Given task:
Carry none of the pictures over; write out the complete data exactly.
§
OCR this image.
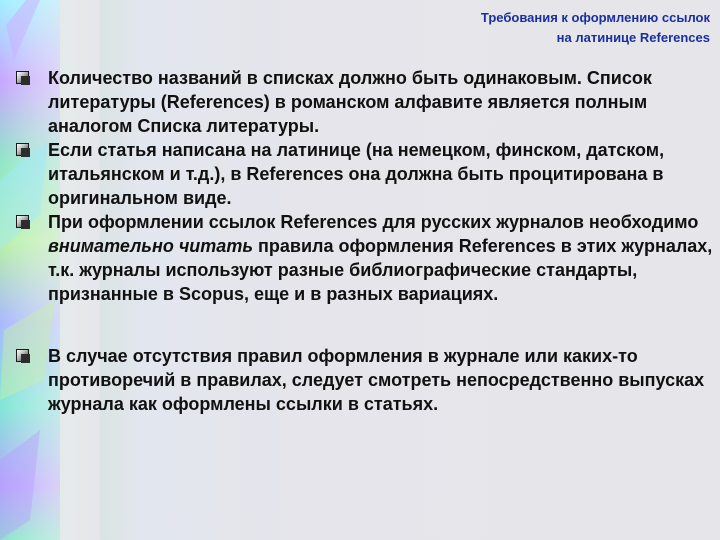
Требования к оформлению ссылок
на латинице References
Количество названий в списках должно быть одинаковым. Список литературы (References) в романском алфавите является полным аналогом Списка литературы.
Если статья написана на латинице (на немецком, финском, датском, итальянском и т.д.), в References она должна быть процитирована в оригинальном виде.
При оформлении ссылок References для русских журналов необходимо внимательно читать правила оформления References в этих журналах, т.к. журналы используют разные библиографические стандарты, признанные в Scopus, еще и в разных вариациях.
В случае отсутствия правил оформления в журнале или каких-то противоречий в правилах, следует смотреть непосредственно выпусках журнала как оформлены ссылки в статьях.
§
Output of the task:
OCR this image.
Требования к оформлению ссылок
на латинице References
Количество названий в списках должно быть одинаковым. Список литературы (References) в романском алфавите является полным аналогом Списка литературы.
Если статья написана на латинице (на немецком, финском, датском, итальянском и т.д.), в References она должна быть процитирована в оригинальном виде.
При оформлении ссылок References для русских журналов необходимо внимательно читать правила оформления References в этих журналах, т.к. журналы используют разные библиографические стандарты, признанные в Scopus, еще и в разных вариациях.
В случае отсутствия правил оформления в журнале или каких-то противоречий в правилах, следует смотреть непосредственно выпусках журнала как оформлены ссылки в статьях.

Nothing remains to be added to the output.